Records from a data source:
┄┄┄┄┄┄
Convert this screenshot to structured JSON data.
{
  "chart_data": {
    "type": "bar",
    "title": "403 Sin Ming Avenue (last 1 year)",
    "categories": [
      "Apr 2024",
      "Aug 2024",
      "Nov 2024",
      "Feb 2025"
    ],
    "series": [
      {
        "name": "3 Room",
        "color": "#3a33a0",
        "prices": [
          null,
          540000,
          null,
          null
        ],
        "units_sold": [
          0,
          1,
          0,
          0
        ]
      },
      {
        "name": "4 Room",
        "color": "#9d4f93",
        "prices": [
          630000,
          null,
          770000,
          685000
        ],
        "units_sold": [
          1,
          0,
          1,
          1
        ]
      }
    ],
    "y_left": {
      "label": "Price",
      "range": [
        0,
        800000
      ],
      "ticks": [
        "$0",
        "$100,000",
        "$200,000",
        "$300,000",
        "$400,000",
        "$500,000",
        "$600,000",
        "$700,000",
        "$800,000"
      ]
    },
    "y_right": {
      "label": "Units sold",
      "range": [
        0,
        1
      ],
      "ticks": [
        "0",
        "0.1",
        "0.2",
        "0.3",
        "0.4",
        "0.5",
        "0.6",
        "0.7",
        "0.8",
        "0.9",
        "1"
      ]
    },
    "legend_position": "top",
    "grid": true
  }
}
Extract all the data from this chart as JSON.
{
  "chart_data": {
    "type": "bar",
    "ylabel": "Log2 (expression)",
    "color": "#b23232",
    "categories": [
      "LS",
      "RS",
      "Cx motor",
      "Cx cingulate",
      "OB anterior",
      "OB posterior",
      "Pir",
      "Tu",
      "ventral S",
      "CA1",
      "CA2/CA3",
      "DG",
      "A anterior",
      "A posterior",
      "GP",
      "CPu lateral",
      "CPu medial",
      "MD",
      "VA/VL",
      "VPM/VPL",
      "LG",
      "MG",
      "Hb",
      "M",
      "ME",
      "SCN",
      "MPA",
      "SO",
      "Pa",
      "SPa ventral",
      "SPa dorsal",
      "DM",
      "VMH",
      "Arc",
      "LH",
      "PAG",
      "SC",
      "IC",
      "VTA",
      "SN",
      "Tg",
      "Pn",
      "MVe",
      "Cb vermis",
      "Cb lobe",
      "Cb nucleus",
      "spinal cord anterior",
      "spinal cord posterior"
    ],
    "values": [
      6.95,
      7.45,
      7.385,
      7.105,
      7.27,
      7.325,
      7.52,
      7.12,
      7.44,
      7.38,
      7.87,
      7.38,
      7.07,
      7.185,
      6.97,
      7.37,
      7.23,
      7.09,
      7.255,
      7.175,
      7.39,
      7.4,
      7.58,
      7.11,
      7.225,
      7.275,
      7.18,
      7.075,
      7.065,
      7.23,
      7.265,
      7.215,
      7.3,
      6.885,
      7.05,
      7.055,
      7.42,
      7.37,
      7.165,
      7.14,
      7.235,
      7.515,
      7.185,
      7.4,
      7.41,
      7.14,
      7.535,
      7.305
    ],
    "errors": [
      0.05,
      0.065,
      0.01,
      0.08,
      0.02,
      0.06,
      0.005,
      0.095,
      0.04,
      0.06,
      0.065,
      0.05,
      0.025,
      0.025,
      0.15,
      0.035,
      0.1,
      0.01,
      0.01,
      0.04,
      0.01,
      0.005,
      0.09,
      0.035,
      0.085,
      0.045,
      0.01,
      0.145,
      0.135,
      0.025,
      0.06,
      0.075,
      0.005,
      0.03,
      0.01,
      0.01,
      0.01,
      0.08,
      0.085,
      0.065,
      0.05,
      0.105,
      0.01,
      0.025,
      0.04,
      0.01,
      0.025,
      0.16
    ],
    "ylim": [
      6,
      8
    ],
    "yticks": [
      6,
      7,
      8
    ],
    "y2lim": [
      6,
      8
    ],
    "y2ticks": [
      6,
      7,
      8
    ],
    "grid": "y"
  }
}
┄┄┄┄┄┄
> **PROBLEM DETAILS**
Quote all of the entries exactly as they appear.

> **EXERCISE SOLUTION**
Convert this screenshot to structured JSON data.
{
  "chart_data": {
    "type": "bar",
    "title": "403 Sin Ming Avenue (last 1 year)",
    "categories": [
      "Apr 2024",
      "Aug 2024",
      "Nov 2024",
      "Feb 2025"
    ],
    "series": [
      {
        "name": "3 Room",
        "color": "#3a33a0",
        "prices": [
          null,
          540000,
          null,
          null
        ],
        "units_sold": [
          0,
          1,
          0,
          0
        ]
      },
      {
        "name": "4 Room",
        "color": "#9d4f93",
        "prices": [
          630000,
          null,
          770000,
          685000
        ],
        "units_sold": [
          1,
          0,
          1,
          1
        ]
      }
    ],
    "y_left": {
      "label": "Price",
      "range": [
        0,
        800000
      ],
      "ticks": [
        "$0",
        "$100,000",
        "$200,000",
        "$300,000",
        "$400,000",
        "$500,000",
        "$600,000",
        "$700,000",
        "$800,000"
      ]
    },
    "y_right": {
      "label": "Units sold",
      "range": [
        0,
        1
      ],
      "ticks": [
        "0",
        "0.1",
        "0.2",
        "0.3",
        "0.4",
        "0.5",
        "0.6",
        "0.7",
        "0.8",
        "0.9",
        "1"
      ]
    },
    "legend_position": "top",
    "grid": true
  }
}
Extract all the data from this chart as JSON.
{
  "chart_data": {
    "type": "bar",
    "ylabel": "Log2 (expression)",
    "color": "#b23232",
    "categories": [
      "LS",
      "RS",
      "Cx motor",
      "Cx cingulate",
      "OB anterior",
      "OB posterior",
      "Pir",
      "Tu",
      "ventral S",
      "CA1",
      "CA2/CA3",
      "DG",
      "A anterior",
      "A posterior",
      "GP",
      "CPu lateral",
      "CPu medial",
      "MD",
      "VA/VL",
      "VPM/VPL",
      "LG",
      "MG",
      "Hb",
      "M",
      "ME",
      "SCN",
      "MPA",
      "SO",
      "Pa",
      "SPa ventral",
      "SPa dorsal",
      "DM",
      "VMH",
      "Arc",
      "LH",
      "PAG",
      "SC",
      "IC",
      "VTA",
      "SN",
      "Tg",
      "Pn",
      "MVe",
      "Cb vermis",
      "Cb lobe",
      "Cb nucleus",
      "spinal cord anterior",
      "spinal cord posterior"
    ],
    "values": [
      6.95,
      7.45,
      7.385,
      7.105,
      7.27,
      7.325,
      7.52,
      7.12,
      7.44,
      7.38,
      7.87,
      7.38,
      7.07,
      7.185,
      6.97,
      7.37,
      7.23,
      7.09,
      7.255,
      7.175,
      7.39,
      7.4,
      7.58,
      7.11,
      7.225,
      7.275,
      7.18,
      7.075,
      7.065,
      7.23,
      7.265,
      7.215,
      7.3,
      6.885,
      7.05,
      7.055,
      7.42,
      7.37,
      7.165,
      7.14,
      7.235,
      7.515,
      7.185,
      7.4,
      7.41,
      7.14,
      7.535,
      7.305
    ],
    "errors": [
      0.05,
      0.065,
      0.01,
      0.08,
      0.02,
      0.06,
      0.005,
      0.095,
      0.04,
      0.06,
      0.065,
      0.05,
      0.025,
      0.025,
      0.15,
      0.035,
      0.1,
      0.01,
      0.01,
      0.04,
      0.01,
      0.005,
      0.09,
      0.035,
      0.085,
      0.045,
      0.01,
      0.145,
      0.135,
      0.025,
      0.06,
      0.075,
      0.005,
      0.03,
      0.01,
      0.01,
      0.01,
      0.08,
      0.085,
      0.065,
      0.05,
      0.105,
      0.01,
      0.025,
      0.04,
      0.01,
      0.025,
      0.16
    ],
    "ylim": [
      6,
      8
    ],
    "yticks": [
      6,
      7,
      8
    ],
    "y2lim": [
      6,
      8
    ],
    "y2ticks": [
      6,
      7,
      8
    ],
    "grid": "y"
  }
}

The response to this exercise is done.